_Passage_:
————

Antimicrobial susceptibility testing identified a reduced susceptibility to metronidazole in fresh C. difficile cultures by Etest, but this was not confirmed after thawing of C. difficile isolates and retesting with the agar dilution method. The same phenomenon, when an initial metronidazole-resistant C. difficile isolate becomes susceptible after thawing or after serial passages, has been described in C. difficile isolates from Spain and Canada (Peláez et al., 2008, Martin et al., 2008). Moreover, variations in MICs using different methods and culture media for metronidazole susceptibility testing have been shown (Baines et al., 2008).

————

_Information shown_:
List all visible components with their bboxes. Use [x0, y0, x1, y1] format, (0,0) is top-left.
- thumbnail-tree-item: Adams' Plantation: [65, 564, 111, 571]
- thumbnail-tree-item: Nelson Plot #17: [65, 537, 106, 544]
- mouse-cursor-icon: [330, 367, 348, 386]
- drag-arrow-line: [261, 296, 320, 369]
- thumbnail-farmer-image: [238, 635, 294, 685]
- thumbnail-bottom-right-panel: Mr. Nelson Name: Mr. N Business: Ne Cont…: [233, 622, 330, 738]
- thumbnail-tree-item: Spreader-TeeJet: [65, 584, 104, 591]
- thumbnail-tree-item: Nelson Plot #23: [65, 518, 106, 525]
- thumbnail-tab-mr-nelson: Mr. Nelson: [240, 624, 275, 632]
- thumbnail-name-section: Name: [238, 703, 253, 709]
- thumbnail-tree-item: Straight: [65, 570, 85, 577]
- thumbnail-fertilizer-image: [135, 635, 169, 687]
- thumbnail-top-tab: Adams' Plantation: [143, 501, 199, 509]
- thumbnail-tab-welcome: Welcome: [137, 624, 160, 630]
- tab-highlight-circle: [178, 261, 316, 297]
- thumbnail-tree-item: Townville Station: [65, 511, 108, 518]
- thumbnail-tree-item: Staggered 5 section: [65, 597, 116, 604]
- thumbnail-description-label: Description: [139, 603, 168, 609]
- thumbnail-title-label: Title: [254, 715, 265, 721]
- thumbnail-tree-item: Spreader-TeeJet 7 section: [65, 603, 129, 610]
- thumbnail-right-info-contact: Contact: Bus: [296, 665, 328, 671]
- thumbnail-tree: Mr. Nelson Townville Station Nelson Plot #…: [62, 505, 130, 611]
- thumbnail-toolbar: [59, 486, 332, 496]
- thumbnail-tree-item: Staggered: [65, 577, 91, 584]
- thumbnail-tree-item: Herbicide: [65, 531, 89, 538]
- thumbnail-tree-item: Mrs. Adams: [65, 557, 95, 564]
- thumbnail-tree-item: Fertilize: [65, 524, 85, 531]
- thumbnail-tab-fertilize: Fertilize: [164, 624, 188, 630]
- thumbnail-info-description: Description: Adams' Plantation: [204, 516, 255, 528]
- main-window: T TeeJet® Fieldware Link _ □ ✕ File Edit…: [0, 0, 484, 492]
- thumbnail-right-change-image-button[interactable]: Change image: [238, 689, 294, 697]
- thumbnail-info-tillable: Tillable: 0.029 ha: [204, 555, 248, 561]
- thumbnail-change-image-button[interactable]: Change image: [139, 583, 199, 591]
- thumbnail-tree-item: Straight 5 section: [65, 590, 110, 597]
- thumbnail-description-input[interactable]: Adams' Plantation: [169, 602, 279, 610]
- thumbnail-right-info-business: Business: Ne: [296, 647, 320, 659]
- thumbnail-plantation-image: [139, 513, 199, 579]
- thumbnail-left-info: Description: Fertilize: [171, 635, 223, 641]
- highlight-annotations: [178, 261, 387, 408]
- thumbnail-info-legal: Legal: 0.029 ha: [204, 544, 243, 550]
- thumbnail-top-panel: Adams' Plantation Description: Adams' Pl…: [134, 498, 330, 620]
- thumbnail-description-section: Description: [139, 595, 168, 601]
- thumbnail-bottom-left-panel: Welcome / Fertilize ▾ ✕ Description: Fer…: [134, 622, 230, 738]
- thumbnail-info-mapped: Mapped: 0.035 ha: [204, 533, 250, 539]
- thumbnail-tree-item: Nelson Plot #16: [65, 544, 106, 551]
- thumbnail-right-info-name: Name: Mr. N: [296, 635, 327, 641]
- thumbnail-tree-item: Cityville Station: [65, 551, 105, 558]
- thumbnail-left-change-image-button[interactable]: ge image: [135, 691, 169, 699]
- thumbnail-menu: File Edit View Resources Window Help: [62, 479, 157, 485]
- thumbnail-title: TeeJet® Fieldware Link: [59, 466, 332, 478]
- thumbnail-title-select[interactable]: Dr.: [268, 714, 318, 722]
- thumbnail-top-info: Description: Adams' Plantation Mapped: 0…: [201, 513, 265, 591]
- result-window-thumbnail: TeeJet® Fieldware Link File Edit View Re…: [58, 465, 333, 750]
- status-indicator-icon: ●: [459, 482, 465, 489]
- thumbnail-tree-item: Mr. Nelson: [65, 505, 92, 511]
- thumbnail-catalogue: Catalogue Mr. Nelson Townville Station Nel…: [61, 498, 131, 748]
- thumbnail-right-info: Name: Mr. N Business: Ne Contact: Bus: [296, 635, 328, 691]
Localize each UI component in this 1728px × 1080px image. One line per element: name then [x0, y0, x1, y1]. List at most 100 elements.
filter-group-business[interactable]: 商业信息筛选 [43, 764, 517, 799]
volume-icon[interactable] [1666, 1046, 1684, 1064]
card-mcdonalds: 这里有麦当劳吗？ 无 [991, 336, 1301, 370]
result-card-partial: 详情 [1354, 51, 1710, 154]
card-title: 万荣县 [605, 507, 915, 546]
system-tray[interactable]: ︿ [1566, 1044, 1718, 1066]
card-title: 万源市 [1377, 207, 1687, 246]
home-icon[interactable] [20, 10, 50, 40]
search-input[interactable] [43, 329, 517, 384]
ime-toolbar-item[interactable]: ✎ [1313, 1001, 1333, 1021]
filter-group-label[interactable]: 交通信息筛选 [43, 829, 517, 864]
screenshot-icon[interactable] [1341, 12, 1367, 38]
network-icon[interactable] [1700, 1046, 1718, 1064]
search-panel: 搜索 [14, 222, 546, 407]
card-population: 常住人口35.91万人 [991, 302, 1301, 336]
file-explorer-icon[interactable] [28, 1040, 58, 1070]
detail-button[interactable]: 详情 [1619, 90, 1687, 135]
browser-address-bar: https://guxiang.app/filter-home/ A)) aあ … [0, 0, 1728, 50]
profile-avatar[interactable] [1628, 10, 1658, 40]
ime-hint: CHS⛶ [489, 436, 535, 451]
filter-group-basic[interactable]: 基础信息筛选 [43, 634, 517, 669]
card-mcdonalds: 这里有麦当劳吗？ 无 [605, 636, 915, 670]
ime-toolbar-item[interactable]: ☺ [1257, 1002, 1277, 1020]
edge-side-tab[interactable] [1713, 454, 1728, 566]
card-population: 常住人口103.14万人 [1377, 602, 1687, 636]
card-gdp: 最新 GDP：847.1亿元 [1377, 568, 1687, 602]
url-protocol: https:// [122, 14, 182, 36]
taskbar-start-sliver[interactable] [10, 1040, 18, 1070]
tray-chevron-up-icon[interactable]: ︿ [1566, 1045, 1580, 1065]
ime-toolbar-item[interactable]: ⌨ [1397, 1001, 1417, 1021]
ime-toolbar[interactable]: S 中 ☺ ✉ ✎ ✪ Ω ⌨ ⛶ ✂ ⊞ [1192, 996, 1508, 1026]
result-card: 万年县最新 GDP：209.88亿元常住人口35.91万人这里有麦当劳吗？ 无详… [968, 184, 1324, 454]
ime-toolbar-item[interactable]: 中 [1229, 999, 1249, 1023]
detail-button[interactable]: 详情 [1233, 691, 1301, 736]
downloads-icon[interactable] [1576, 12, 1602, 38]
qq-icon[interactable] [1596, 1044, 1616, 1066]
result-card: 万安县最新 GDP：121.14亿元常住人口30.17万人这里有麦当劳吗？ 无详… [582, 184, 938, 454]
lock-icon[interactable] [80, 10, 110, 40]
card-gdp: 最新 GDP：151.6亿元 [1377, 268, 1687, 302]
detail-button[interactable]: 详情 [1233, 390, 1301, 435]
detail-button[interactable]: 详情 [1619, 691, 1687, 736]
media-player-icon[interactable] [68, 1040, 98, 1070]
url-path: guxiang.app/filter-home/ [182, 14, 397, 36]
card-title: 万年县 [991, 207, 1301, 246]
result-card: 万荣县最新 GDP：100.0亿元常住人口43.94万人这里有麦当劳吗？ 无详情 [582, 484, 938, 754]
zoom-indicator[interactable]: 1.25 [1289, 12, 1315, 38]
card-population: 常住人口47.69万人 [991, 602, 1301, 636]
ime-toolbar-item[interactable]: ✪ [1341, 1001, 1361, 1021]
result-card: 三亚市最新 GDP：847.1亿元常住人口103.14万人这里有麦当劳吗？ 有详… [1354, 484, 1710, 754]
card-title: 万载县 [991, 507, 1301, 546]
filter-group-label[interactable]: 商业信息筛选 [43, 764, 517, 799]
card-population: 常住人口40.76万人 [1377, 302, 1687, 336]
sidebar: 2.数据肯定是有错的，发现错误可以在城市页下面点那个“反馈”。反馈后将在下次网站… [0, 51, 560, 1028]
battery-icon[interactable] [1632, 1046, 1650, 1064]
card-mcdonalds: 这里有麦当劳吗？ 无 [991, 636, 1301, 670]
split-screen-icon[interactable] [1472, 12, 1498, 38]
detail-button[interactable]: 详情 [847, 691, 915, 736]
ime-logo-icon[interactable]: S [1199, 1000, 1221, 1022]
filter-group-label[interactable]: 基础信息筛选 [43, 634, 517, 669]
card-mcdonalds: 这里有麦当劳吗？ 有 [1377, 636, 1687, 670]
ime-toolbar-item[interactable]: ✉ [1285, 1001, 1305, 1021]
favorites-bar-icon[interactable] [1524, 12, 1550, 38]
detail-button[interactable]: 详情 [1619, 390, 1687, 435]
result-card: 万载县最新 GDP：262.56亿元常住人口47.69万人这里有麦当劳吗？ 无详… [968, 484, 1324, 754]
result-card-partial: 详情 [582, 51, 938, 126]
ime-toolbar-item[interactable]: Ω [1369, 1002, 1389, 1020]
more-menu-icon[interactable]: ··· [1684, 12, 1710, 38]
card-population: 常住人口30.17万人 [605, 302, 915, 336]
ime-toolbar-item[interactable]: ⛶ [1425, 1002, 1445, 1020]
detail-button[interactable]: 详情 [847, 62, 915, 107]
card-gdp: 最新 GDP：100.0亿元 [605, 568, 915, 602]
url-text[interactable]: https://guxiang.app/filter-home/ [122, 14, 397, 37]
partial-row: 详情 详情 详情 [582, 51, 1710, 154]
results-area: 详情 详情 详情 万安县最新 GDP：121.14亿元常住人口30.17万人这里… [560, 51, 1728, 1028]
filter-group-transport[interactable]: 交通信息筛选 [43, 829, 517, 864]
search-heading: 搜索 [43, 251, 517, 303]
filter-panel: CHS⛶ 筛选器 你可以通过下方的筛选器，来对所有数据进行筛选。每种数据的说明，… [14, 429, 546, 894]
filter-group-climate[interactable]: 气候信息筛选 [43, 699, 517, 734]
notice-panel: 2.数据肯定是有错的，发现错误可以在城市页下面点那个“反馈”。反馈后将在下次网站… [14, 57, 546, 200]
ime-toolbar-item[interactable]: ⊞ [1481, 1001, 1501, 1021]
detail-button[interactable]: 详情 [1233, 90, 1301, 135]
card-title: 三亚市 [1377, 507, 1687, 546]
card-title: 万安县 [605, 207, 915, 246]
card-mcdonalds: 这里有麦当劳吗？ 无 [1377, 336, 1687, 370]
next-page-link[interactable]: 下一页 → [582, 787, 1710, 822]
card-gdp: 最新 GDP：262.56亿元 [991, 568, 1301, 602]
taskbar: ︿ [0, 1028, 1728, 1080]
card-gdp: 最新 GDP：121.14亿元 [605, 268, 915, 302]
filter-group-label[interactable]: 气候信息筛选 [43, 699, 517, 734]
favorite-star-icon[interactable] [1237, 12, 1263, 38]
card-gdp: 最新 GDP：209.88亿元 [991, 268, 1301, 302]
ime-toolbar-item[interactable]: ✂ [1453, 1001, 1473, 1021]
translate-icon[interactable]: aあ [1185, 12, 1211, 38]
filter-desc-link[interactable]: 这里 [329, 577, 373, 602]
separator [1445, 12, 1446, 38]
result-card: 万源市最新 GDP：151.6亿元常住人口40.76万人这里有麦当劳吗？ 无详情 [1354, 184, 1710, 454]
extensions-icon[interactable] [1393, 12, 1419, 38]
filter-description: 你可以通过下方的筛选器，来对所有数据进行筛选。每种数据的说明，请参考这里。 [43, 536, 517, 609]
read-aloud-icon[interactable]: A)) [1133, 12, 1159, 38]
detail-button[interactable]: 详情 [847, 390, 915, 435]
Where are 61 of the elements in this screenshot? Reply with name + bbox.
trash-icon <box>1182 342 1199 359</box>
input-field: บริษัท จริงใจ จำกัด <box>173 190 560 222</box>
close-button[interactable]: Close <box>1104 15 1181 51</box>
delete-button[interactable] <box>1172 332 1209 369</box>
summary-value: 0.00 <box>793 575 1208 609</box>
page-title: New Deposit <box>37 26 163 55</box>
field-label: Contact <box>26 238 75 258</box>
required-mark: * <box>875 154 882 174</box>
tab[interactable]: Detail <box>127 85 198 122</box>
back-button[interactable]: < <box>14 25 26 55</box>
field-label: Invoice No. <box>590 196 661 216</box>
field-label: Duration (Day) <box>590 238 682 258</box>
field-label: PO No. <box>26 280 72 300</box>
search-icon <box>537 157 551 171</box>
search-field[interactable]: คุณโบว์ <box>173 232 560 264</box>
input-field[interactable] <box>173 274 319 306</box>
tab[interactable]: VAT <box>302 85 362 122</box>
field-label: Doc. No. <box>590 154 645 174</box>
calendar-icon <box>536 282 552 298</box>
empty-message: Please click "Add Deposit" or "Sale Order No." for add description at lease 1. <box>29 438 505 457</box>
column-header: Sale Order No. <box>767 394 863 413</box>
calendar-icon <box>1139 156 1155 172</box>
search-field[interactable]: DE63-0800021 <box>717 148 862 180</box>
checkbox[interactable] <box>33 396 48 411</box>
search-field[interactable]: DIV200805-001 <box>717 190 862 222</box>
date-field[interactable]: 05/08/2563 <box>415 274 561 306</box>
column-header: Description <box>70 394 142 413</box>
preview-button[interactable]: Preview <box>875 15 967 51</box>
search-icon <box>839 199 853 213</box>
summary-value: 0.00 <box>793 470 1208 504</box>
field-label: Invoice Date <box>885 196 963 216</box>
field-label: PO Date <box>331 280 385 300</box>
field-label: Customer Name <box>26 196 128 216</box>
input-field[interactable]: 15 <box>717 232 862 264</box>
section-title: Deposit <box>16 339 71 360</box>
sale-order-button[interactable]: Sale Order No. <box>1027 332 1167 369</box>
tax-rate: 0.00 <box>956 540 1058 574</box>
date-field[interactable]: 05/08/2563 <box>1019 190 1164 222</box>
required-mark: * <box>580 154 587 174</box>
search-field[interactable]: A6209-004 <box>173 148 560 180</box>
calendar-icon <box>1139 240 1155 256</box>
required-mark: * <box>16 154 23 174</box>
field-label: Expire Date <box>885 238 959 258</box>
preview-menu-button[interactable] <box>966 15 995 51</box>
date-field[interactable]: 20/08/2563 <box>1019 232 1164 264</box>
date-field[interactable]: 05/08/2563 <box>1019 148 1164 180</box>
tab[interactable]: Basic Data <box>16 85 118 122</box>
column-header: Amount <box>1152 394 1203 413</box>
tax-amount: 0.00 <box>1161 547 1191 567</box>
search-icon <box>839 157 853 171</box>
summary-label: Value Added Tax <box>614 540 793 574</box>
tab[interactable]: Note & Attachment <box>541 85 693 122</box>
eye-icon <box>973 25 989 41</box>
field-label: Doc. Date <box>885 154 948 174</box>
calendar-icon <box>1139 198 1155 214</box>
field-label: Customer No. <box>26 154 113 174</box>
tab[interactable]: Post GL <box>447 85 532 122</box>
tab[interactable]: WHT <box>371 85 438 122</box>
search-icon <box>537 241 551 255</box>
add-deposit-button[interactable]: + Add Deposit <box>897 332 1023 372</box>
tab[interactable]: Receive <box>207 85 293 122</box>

————

_Directions_:
a - Can you print the C. difficile passage word for word from "Antimicrobial susceptibility testing" up to and including "(Baines et al., 2008)."?
b - How would this sentence from the C. difficile passage read in Spanish: "Moreover, variations in MICs using different methods and culture media for metronidazole susceptibility testing have been shown (Baines et al., 2008)."
None of the data is needed here.

_Answers below_:
a -
Antimicrobial susceptibility testing identified a reduced susceptibility to metronidazole in fresh C. difficile cultures by Etest, but this was not confirmed after thawing of C. difficile isolates and retesting with the agar dilution method. The same phenomenon, when an initial metronidazole-resistant C. difficile isolate becomes susceptible after thawing or after serial passages, has been described in C. difficile isolates from Spain and Canada (Peláez et al., 2008, Martin et al., 2008). Moreover, variations in MICs using different methods and culture media for metronidazole susceptibility testing have been shown (Baines et al., 2008).

b - Además, se han demostrado variaciones en las CMI al utilizar diferentes métodos y medios de cultivo para las pruebas de sensibilidad al metronidazol (Baines et al., 2008).